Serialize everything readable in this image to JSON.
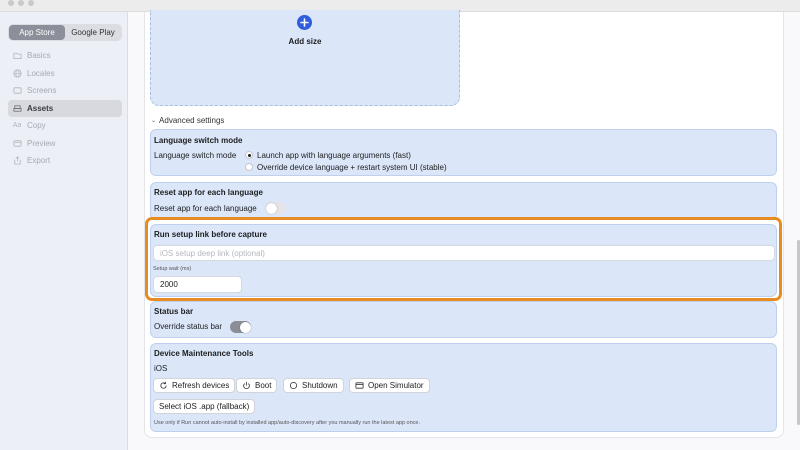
{
  "sidebar": {
    "segments": [
      {
        "label": "App Store",
        "active": true
      },
      {
        "label": "Google Play",
        "active": false
      }
    ],
    "items": [
      {
        "label": "Basics",
        "icon": "folder-icon"
      },
      {
        "label": "Locales",
        "icon": "globe-icon"
      },
      {
        "label": "Screens",
        "icon": "layers-icon"
      },
      {
        "label": "Assets",
        "icon": "stack-icon",
        "active": true
      },
      {
        "label": "Copy",
        "icon": "text-icon"
      },
      {
        "label": "Preview",
        "icon": "eye-icon"
      },
      {
        "label": "Export",
        "icon": "export-icon"
      }
    ]
  },
  "main": {
    "add_size": {
      "icon": "plus",
      "label": "Add size"
    },
    "advanced_label": "Advanced settings",
    "language_switch": {
      "title": "Language switch mode",
      "label": "Language switch mode",
      "options": [
        {
          "label": "Launch app with language arguments (fast)",
          "selected": true
        },
        {
          "label": "Override device language + restart system UI (stable)",
          "selected": false
        }
      ]
    },
    "reset_app": {
      "title": "Reset app for each language",
      "toggle_label": "Reset app for each language",
      "enabled": false
    },
    "setup_link": {
      "title": "Run setup link before capture",
      "placeholder": "iOS setup deep link (optional)",
      "wait_label": "Setup wait (ms)",
      "wait_value": "2000"
    },
    "status_bar": {
      "title": "Status bar",
      "toggle_label": "Override status bar",
      "enabled": true
    },
    "device_tools": {
      "title": "Device Maintenance Tools",
      "platform": "iOS",
      "buttons": [
        {
          "label": "Refresh devices",
          "icon": "refresh-icon"
        },
        {
          "label": "Boot",
          "icon": "power-icon"
        },
        {
          "label": "Shutdown",
          "icon": "circle-icon"
        },
        {
          "label": "Open Simulator",
          "icon": "window-icon"
        }
      ],
      "fallback_label": "Select iOS .app (fallback)",
      "note": "Use only if Run cannot auto-install by installed app/auto-discovery after you manually run the latest app once."
    }
  },
  "colors": {
    "accent": "#2f5ddd",
    "card_bg": "#dbe7f9",
    "highlight": "#e78c22"
  }
}
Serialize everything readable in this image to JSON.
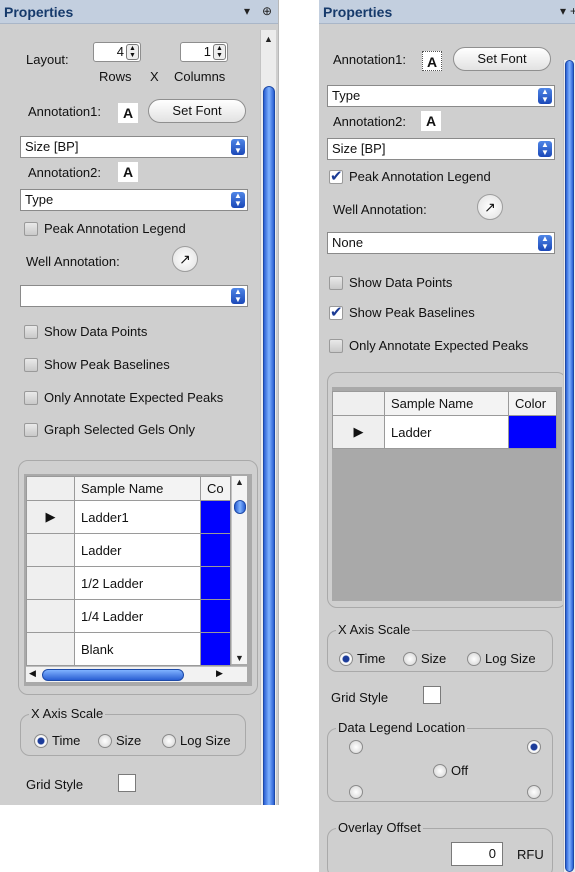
{
  "left_panel": {
    "title": "Properties",
    "pin_icons": [
      "▾",
      "⊕"
    ],
    "layout_label": "Layout:",
    "rows_value": "4",
    "columns_value": "1",
    "rows_label": "Rows",
    "x_label": "X",
    "columns_label": "Columns",
    "annotation1_label": "Annotation1:",
    "annotation_glyph": "A",
    "set_font_label": "Set Font",
    "annotation1_value": "Size [BP]",
    "annotation2_label": "Annotation2:",
    "annotation2_value": "Type",
    "peak_annotation_legend": {
      "label": "Peak Annotation Legend",
      "checked": false
    },
    "well_annotation_label": "Well Annotation:",
    "well_annotation_value": "",
    "show_data_points": {
      "label": "Show Data Points",
      "checked": false
    },
    "show_peak_baselines": {
      "label": "Show Peak Baselines",
      "checked": false
    },
    "only_annotate_expected": {
      "label": "Only Annotate Expected Peaks",
      "checked": false
    },
    "graph_selected_gels": {
      "label": "Graph Selected Gels Only",
      "checked": false
    },
    "table": {
      "columns": [
        "Sample Name",
        "Co"
      ],
      "rows": [
        {
          "name": "Ladder1",
          "color": "#0000ff",
          "current": true
        },
        {
          "name": "Ladder",
          "color": "#0000ff",
          "current": false
        },
        {
          "name": "1/2 Ladder",
          "color": "#0000ff",
          "current": false
        },
        {
          "name": "1/4 Ladder",
          "color": "#0000ff",
          "current": false
        },
        {
          "name": "Blank",
          "color": "#0000ff",
          "current": false
        }
      ]
    },
    "x_axis_scale": {
      "title": "X Axis Scale",
      "options": [
        "Time",
        "Size",
        "Log Size"
      ],
      "selected": "Time"
    },
    "grid_style_label": "Grid Style"
  },
  "right_panel": {
    "title": "Properties",
    "pin_icons": [
      "▾",
      "+"
    ],
    "annotation1_label": "Annotation1:",
    "annotation_glyph": "A",
    "set_font_label": "Set Font",
    "annotation1_value": "Type",
    "annotation2_label": "Annotation2:",
    "annotation2_value": "Size [BP]",
    "peak_annotation_legend": {
      "label": "Peak Annotation Legend",
      "checked": true
    },
    "well_annotation_label": "Well Annotation:",
    "well_annotation_value": "None",
    "show_data_points": {
      "label": "Show Data Points",
      "checked": false
    },
    "show_peak_baselines": {
      "label": "Show Peak Baselines",
      "checked": true
    },
    "only_annotate_expected": {
      "label": "Only Annotate Expected Peaks",
      "checked": false
    },
    "table": {
      "columns": [
        "Sample Name",
        "Color"
      ],
      "rows": [
        {
          "name": "Ladder",
          "color": "#0000ff",
          "current": true
        }
      ]
    },
    "x_axis_scale": {
      "title": "X Axis Scale",
      "options": [
        "Time",
        "Size",
        "Log Size"
      ],
      "selected": "Time"
    },
    "grid_style_label": "Grid Style",
    "data_legend_location": {
      "title": "Data Legend Location",
      "off_label": "Off",
      "selected": "top-right"
    },
    "overlay_offset": {
      "title": "Overlay Offset",
      "value": "0",
      "unit": "RFU"
    }
  },
  "colors": {
    "panel_bg": "#cfcfcf",
    "title_bg": "#c3cfdf",
    "title_text": "#163a6b",
    "accent_blue": "#2a5fd3",
    "sample_color": "#0000ff"
  }
}
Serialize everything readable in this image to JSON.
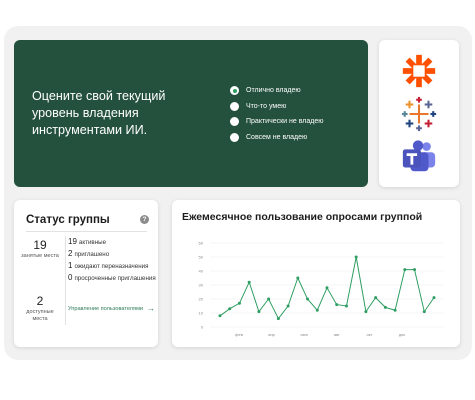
{
  "survey": {
    "question": "Оцените свой текущий уровень владения инструментами ИИ.",
    "options": [
      {
        "label": "Отлично владею",
        "checked": true
      },
      {
        "label": "Что-то умею",
        "checked": false
      },
      {
        "label": "Практически не владею",
        "checked": false
      },
      {
        "label": "Совсем не владею",
        "checked": false
      }
    ]
  },
  "apps": {
    "items": [
      {
        "name": "Zapier",
        "icon": "zapier-icon",
        "color": "#ff4f00"
      },
      {
        "name": "Tableau",
        "icon": "tableau-icon",
        "color": "#e8762d"
      },
      {
        "name": "Microsoft Teams",
        "icon": "teams-icon",
        "color": "#5059c9"
      }
    ]
  },
  "group_status": {
    "title": "Статус группы",
    "help_icon": "?",
    "occupied": {
      "count": "19",
      "label": "занятые места"
    },
    "available": {
      "count": "2",
      "label": "доступные места"
    },
    "stats": [
      {
        "count": "19",
        "label": "активные"
      },
      {
        "count": "2",
        "label": "приглашено"
      },
      {
        "count": "1",
        "label": "ожидают переназначения"
      },
      {
        "count": "0",
        "label": "просроченные приглашения"
      }
    ],
    "manage_link": "Управление пользователями",
    "manage_arrow": "→"
  },
  "chart_data": {
    "type": "line",
    "title": "Ежемесячное пользование опросами группой",
    "y_ticks": [
      "60",
      "50",
      "40",
      "30",
      "20",
      "10",
      "0"
    ],
    "ylim": [
      0,
      60
    ],
    "x_ticks": [
      "фев",
      "апр",
      "июн",
      "авг",
      "окт",
      "дек"
    ],
    "grid": true,
    "color": "#2e9e62",
    "series": [
      {
        "values": [
          8,
          13,
          17,
          32,
          11,
          20,
          6,
          15,
          35,
          20,
          12,
          28,
          16,
          15,
          50,
          11,
          21,
          14,
          12,
          41,
          41,
          11,
          21
        ]
      }
    ]
  }
}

^^^^^^^^^^^^^^^^

Instructions to follow. Your task is to transcribe all of the records precisely, with no images included.

Complete output.
Serialize everything readable in this image to JSON.
{
  "sidebar": {
    "segments": [
      {
        "label": "App Store",
        "active": true
      },
      {
        "label": "Google Play",
        "active": false
      }
    ],
    "items": [
      {
        "label": "Basics",
        "icon": "folder-icon"
      },
      {
        "label": "Locales",
        "icon": "globe-icon"
      },
      {
        "label": "Screens",
        "icon": "layers-icon"
      },
      {
        "label": "Assets",
        "icon": "stack-icon",
        "active": true
      },
      {
        "label": "Copy",
        "icon": "text-icon"
      },
      {
        "label": "Preview",
        "icon": "eye-icon"
      },
      {
        "label": "Export",
        "icon": "export-icon"
      }
    ]
  },
  "main": {
    "add_size": {
      "icon": "plus",
      "label": "Add size"
    },
    "advanced_label": "Advanced settings",
    "language_switch": {
      "title": "Language switch mode",
      "label": "Language switch mode",
      "options": [
        {
          "label": "Launch app with language arguments (fast)",
          "selected": true
        },
        {
          "label": "Override device language + restart system UI (stable)",
          "selected": false
        }
      ]
    },
    "reset_app": {
      "title": "Reset app for each language",
      "toggle_label": "Reset app for each language",
      "enabled": false
    },
    "setup_link": {
      "title": "Run setup link before capture",
      "placeholder": "iOS setup deep link (optional)",
      "wait_label": "Setup wait (ms)",
      "wait_value": "2000"
    },
    "status_bar": {
      "title": "Status bar",
      "toggle_label": "Override status bar",
      "enabled": true
    },
    "device_tools": {
      "title": "Device Maintenance Tools",
      "platform": "iOS",
      "buttons": [
        {
          "label": "Refresh devices",
          "icon": "refresh-icon"
        },
        {
          "label": "Boot",
          "icon": "power-icon"
        },
        {
          "label": "Shutdown",
          "icon": "circle-icon"
        },
        {
          "label": "Open Simulator",
          "icon": "window-icon"
        }
      ],
      "fallback_label": "Select iOS .app (fallback)",
      "note": "Use only if Run cannot auto-install by installed app/auto-discovery after you manually run the latest app once."
    }
  },
  "colors": {
    "accent": "#2f5ddd",
    "card_bg": "#dbe7f9",
    "highlight": "#e78c22"
  }
}
Serialize everything readable in this image to JSON.
{
  "left_panel": {
    "title": "Properties",
    "pin_icons": [
      "▾",
      "⊕"
    ],
    "layout_label": "Layout:",
    "rows_value": "4",
    "columns_value": "1",
    "rows_label": "Rows",
    "x_label": "X",
    "columns_label": "Columns",
    "annotation1_label": "Annotation1:",
    "annotation_glyph": "A",
    "set_font_label": "Set Font",
    "annotation1_value": "Size [BP]",
    "annotation2_label": "Annotation2:",
    "annotation2_value": "Type",
    "peak_annotation_legend": {
      "label": "Peak Annotation Legend",
      "checked": false
    },
    "well_annotation_label": "Well Annotation:",
    "well_annotation_value": "",
    "show_data_points": {
      "label": "Show Data Points",
      "checked": false
    },
    "show_peak_baselines": {
      "label": "Show Peak Baselines",
      "checked": false
    },
    "only_annotate_expected": {
      "label": "Only Annotate Expected Peaks",
      "checked": false
    },
    "graph_selected_gels": {
      "label": "Graph Selected Gels Only",
      "checked": false
    },
    "table": {
      "columns": [
        "Sample Name",
        "Co"
      ],
      "rows": [
        {
          "name": "Ladder1",
          "color": "#0000ff",
          "current": true
        },
        {
          "name": "Ladder",
          "color": "#0000ff",
          "current": false
        },
        {
          "name": "1/2 Ladder",
          "color": "#0000ff",
          "current": false
        },
        {
          "name": "1/4 Ladder",
          "color": "#0000ff",
          "current": false
        },
        {
          "name": "Blank",
          "color": "#0000ff",
          "current": false
        }
      ]
    },
    "x_axis_scale": {
      "title": "X Axis Scale",
      "options": [
        "Time",
        "Size",
        "Log Size"
      ],
      "selected": "Time"
    },
    "grid_style_label": "Grid Style"
  },
  "right_panel": {
    "title": "Properties",
    "pin_icons": [
      "▾",
      "+"
    ],
    "annotation1_label": "Annotation1:",
    "annotation_glyph": "A",
    "set_font_label": "Set Font",
    "annotation1_value": "Type",
    "annotation2_label": "Annotation2:",
    "annotation2_value": "Size [BP]",
    "peak_annotation_legend": {
      "label": "Peak Annotation Legend",
      "checked": true
    },
    "well_annotation_label": "Well Annotation:",
    "well_annotation_value": "None",
    "show_data_points": {
      "label": "Show Data Points",
      "checked": false
    },
    "show_peak_baselines": {
      "label": "Show Peak Baselines",
      "checked": true
    },
    "only_annotate_expected": {
      "label": "Only Annotate Expected Peaks",
      "checked": false
    },
    "table": {
      "columns": [
        "Sample Name",
        "Color"
      ],
      "rows": [
        {
          "name": "Ladder",
          "color": "#0000ff",
          "current": true
        }
      ]
    },
    "x_axis_scale": {
      "title": "X Axis Scale",
      "options": [
        "Time",
        "Size",
        "Log Size"
      ],
      "selected": "Time"
    },
    "grid_style_label": "Grid Style",
    "data_legend_location": {
      "title": "Data Legend Location",
      "off_label": "Off",
      "selected": "top-right"
    },
    "overlay_offset": {
      "title": "Overlay Offset",
      "value": "0",
      "unit": "RFU"
    }
  },
  "colors": {
    "panel_bg": "#cfcfcf",
    "title_bg": "#c3cfdf",
    "title_text": "#163a6b",
    "accent_blue": "#2a5fd3",
    "sample_color": "#0000ff"
  }
}
Serialize everything readable in this image to JSON.
{
  "survey": {
    "question": "Оцените свой текущий уровень владения инструментами ИИ.",
    "options": [
      {
        "label": "Отлично владею",
        "checked": true
      },
      {
        "label": "Что-то умею",
        "checked": false
      },
      {
        "label": "Практически не владею",
        "checked": false
      },
      {
        "label": "Совсем не владею",
        "checked": false
      }
    ]
  },
  "apps": {
    "items": [
      {
        "name": "Zapier",
        "icon": "zapier-icon",
        "color": "#ff4f00"
      },
      {
        "name": "Tableau",
        "icon": "tableau-icon",
        "color": "#e8762d"
      },
      {
        "name": "Microsoft Teams",
        "icon": "teams-icon",
        "color": "#5059c9"
      }
    ]
  },
  "group_status": {
    "title": "Статус группы",
    "help_icon": "?",
    "occupied": {
      "count": "19",
      "label": "занятые места"
    },
    "available": {
      "count": "2",
      "label": "доступные места"
    },
    "stats": [
      {
        "count": "19",
        "label": "активные"
      },
      {
        "count": "2",
        "label": "приглашено"
      },
      {
        "count": "1",
        "label": "ожидают переназначения"
      },
      {
        "count": "0",
        "label": "просроченные приглашения"
      }
    ],
    "manage_link": "Управление пользователями",
    "manage_arrow": "→"
  },
  "chart_data": {
    "type": "line",
    "title": "Ежемесячное пользование опросами группой",
    "y_ticks": [
      "60",
      "50",
      "40",
      "30",
      "20",
      "10",
      "0"
    ],
    "ylim": [
      0,
      60
    ],
    "x_ticks": [
      "фев",
      "апр",
      "июн",
      "авг",
      "окт",
      "дек"
    ],
    "grid": true,
    "color": "#2e9e62",
    "series": [
      {
        "values": [
          8,
          13,
          17,
          32,
          11,
          20,
          6,
          15,
          35,
          20,
          12,
          28,
          16,
          15,
          50,
          11,
          21,
          14,
          12,
          41,
          41,
          11,
          21
        ]
      }
    ]
  }
}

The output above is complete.